Restate the records below word for word.
━━ DATA ROWS
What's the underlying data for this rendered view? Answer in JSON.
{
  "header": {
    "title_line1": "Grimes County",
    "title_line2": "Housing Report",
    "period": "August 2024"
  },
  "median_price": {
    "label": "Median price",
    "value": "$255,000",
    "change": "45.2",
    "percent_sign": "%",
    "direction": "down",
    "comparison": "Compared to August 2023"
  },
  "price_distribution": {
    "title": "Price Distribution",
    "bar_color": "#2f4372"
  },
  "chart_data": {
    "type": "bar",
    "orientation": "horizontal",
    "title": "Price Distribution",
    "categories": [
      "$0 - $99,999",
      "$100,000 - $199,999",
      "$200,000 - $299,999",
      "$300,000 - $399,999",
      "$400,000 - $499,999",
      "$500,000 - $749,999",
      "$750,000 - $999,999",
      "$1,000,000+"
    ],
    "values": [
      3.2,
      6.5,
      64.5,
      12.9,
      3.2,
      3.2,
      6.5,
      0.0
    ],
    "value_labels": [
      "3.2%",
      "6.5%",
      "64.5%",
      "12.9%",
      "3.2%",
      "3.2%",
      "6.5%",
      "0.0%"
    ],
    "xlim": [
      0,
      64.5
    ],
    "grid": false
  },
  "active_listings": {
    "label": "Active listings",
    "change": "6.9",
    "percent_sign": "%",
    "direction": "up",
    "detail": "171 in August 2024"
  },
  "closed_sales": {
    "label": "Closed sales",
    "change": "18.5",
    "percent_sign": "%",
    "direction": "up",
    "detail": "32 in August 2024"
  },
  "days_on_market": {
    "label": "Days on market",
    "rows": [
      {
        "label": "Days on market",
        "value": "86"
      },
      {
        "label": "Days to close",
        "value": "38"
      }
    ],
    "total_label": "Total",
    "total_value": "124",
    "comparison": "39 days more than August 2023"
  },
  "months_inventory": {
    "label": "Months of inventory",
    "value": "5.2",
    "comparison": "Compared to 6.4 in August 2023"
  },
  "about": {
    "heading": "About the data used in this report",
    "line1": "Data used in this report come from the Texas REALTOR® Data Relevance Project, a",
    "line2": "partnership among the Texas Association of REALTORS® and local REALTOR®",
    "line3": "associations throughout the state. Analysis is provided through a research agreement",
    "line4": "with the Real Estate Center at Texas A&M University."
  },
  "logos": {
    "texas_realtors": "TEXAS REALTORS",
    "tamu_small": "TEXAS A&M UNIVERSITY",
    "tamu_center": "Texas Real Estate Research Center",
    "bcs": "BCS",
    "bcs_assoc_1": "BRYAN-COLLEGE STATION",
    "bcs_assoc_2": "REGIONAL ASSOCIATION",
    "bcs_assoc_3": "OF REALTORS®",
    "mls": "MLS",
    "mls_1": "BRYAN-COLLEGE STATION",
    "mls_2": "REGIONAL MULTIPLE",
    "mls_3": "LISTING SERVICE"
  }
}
━━━━
* RESULT FOR THIS TASK
What's the underlying data for this rendered view? Answer in JSON.
{
  "header": {
    "title_line1": "Grimes County",
    "title_line2": "Housing Report",
    "period": "August 2024"
  },
  "median_price": {
    "label": "Median price",
    "value": "$255,000",
    "change": "45.2",
    "percent_sign": "%",
    "direction": "down",
    "comparison": "Compared to August 2023"
  },
  "price_distribution": {
    "title": "Price Distribution",
    "bar_color": "#2f4372"
  },
  "chart_data": {
    "type": "bar",
    "orientation": "horizontal",
    "title": "Price Distribution",
    "categories": [
      "$0 - $99,999",
      "$100,000 - $199,999",
      "$200,000 - $299,999",
      "$300,000 - $399,999",
      "$400,000 - $499,999",
      "$500,000 - $749,999",
      "$750,000 - $999,999",
      "$1,000,000+"
    ],
    "values": [
      3.2,
      6.5,
      64.5,
      12.9,
      3.2,
      3.2,
      6.5,
      0.0
    ],
    "value_labels": [
      "3.2%",
      "6.5%",
      "64.5%",
      "12.9%",
      "3.2%",
      "3.2%",
      "6.5%",
      "0.0%"
    ],
    "xlim": [
      0,
      64.5
    ],
    "grid": false
  },
  "active_listings": {
    "label": "Active listings",
    "change": "6.9",
    "percent_sign": "%",
    "direction": "up",
    "detail": "171 in August 2024"
  },
  "closed_sales": {
    "label": "Closed sales",
    "change": "18.5",
    "percent_sign": "%",
    "direction": "up",
    "detail": "32 in August 2024"
  },
  "days_on_market": {
    "label": "Days on market",
    "rows": [
      {
        "label": "Days on market",
        "value": "86"
      },
      {
        "label": "Days to close",
        "value": "38"
      }
    ],
    "total_label": "Total",
    "total_value": "124",
    "comparison": "39 days more than August 2023"
  },
  "months_inventory": {
    "label": "Months of inventory",
    "value": "5.2",
    "comparison": "Compared to 6.4 in August 2023"
  },
  "about": {
    "heading": "About the data used in this report",
    "line1": "Data used in this report come from the Texas REALTOR® Data Relevance Project, a",
    "line2": "partnership among the Texas Association of REALTORS® and local REALTOR®",
    "line3": "associations throughout the state. Analysis is provided through a research agreement",
    "line4": "with the Real Estate Center at Texas A&M University."
  },
  "logos": {
    "texas_realtors": "TEXAS REALTORS",
    "tamu_small": "TEXAS A&M UNIVERSITY",
    "tamu_center": "Texas Real Estate Research Center",
    "bcs": "BCS",
    "bcs_assoc_1": "BRYAN-COLLEGE STATION",
    "bcs_assoc_2": "REGIONAL ASSOCIATION",
    "bcs_assoc_3": "OF REALTORS®",
    "mls": "MLS",
    "mls_1": "BRYAN-COLLEGE STATION",
    "mls_2": "REGIONAL MULTIPLE",
    "mls_3": "LISTING SERVICE"
  }
}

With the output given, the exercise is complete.